* begin SUPPLIED RECORDS *
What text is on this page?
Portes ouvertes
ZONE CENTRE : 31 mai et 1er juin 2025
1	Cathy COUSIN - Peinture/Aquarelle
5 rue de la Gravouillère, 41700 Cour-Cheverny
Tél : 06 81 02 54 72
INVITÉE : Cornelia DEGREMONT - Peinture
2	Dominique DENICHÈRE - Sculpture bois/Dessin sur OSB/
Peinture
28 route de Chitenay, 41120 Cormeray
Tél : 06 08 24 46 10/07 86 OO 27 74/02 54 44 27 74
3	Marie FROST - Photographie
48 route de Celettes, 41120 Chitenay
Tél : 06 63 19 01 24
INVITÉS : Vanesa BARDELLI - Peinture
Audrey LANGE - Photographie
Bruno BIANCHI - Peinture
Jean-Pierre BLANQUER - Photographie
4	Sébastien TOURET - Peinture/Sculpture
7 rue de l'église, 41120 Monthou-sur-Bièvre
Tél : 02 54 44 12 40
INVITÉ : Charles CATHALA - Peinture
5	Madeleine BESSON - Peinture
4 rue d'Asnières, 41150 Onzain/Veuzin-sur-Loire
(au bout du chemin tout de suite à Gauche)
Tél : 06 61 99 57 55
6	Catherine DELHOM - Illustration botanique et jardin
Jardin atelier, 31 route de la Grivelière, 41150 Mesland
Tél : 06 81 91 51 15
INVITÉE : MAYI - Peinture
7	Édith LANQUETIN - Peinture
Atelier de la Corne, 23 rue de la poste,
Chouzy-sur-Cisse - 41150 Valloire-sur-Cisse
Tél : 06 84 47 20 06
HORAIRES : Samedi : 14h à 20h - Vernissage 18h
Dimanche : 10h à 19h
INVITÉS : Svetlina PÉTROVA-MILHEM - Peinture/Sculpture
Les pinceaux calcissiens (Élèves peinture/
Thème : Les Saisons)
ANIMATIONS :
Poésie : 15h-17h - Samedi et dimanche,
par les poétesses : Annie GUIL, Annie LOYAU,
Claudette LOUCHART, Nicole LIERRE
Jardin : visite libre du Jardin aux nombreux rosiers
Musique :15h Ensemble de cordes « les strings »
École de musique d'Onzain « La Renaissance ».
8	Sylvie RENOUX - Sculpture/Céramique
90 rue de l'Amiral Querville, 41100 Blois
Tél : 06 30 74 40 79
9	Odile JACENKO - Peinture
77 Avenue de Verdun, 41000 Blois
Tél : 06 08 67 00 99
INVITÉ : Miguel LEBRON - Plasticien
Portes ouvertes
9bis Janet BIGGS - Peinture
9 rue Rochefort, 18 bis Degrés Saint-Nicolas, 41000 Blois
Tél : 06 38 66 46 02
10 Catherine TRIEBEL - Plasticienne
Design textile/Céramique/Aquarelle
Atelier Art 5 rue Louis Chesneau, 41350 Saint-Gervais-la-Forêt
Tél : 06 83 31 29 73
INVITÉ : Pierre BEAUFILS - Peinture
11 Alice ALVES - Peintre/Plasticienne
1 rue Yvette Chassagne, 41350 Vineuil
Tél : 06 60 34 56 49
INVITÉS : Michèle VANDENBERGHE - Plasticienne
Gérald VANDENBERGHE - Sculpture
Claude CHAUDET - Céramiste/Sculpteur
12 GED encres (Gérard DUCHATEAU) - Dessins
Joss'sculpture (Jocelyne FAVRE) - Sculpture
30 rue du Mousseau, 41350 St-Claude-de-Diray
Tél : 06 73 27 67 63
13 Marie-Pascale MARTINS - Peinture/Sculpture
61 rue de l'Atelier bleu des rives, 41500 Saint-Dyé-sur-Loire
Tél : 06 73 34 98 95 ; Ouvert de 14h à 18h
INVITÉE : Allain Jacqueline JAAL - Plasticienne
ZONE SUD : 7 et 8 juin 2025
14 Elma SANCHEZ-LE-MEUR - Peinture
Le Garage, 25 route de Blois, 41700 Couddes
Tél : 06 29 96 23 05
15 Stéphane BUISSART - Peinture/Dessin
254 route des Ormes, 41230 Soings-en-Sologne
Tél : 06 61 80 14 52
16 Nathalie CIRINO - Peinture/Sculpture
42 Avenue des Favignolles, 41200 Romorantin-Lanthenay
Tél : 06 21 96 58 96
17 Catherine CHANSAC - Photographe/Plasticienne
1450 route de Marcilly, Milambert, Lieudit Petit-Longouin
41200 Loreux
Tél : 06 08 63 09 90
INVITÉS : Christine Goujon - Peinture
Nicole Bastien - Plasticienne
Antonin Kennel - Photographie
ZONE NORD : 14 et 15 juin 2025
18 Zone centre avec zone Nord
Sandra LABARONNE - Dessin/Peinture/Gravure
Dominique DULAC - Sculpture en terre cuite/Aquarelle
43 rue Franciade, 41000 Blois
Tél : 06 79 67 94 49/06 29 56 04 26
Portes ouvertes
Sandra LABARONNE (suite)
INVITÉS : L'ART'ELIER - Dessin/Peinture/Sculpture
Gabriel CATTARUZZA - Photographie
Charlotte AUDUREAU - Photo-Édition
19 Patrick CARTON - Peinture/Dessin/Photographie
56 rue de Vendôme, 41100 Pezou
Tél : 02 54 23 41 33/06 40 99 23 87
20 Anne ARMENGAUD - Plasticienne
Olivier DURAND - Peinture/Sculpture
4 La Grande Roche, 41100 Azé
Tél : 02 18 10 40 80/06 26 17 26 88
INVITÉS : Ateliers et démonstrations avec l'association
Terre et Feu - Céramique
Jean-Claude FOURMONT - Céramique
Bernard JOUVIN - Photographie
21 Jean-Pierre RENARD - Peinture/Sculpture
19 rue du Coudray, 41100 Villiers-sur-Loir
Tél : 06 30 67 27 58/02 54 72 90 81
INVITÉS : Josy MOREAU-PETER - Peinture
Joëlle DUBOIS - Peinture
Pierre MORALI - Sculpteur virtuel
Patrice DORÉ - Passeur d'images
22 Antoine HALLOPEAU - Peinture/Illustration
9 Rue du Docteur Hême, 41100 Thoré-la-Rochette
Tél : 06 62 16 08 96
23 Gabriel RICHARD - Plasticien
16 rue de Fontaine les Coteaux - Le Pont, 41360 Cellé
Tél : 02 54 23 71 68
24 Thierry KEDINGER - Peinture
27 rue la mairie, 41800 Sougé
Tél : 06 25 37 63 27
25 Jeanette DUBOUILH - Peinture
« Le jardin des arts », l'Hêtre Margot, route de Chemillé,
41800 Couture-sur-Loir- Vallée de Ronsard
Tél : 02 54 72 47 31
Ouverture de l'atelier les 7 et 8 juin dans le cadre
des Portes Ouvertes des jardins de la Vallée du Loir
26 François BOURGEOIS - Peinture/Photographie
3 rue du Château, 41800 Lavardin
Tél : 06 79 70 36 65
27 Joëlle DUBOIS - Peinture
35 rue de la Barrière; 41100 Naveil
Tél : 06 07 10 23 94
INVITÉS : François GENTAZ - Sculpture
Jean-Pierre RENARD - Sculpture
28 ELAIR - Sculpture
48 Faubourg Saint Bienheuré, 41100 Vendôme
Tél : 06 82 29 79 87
* end SUPPLIED RECORDS *
* begin SUPPLIED RECORDS *
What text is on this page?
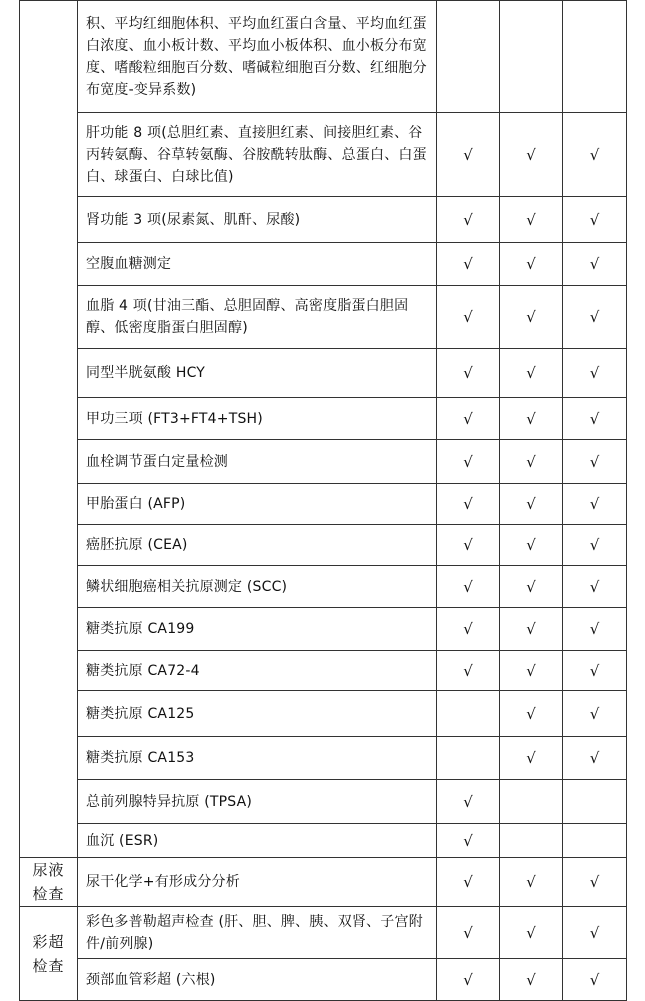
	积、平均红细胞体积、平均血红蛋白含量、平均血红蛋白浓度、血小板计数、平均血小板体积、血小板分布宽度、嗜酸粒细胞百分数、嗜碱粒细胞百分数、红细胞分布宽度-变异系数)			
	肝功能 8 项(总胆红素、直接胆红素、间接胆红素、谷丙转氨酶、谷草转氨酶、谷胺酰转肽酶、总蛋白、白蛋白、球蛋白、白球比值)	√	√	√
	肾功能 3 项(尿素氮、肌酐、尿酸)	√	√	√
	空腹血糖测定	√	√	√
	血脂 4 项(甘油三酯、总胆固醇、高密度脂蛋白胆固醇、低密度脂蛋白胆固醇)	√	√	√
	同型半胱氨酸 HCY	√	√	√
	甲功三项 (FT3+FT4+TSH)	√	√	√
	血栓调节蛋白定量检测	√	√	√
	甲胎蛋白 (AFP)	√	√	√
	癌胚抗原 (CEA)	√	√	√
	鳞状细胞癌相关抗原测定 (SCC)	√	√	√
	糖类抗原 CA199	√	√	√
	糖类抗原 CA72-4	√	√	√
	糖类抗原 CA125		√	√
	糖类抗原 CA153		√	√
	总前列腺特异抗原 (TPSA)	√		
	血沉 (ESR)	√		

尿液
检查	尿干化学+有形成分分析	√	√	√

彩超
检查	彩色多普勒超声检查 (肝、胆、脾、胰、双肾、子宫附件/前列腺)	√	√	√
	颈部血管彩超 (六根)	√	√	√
* end SUPPLIED RECORDS *
▶ **SET TASK**
The lines to collect are those holding the string "Saint"; copy them all.

▶ **RESPONSE**
9 rue Rochefort, 18 bis Degrés Saint-Nicolas, 41000 Blois
Atelier Art 5 rue Louis Chesneau, 41350 Saint-Gervais-la-Forêt
61 rue de l'Atelier bleu des rives, 41500 Saint-Dyé-sur-Loire
48 Faubourg Saint Bienheuré, 41100 Vendôme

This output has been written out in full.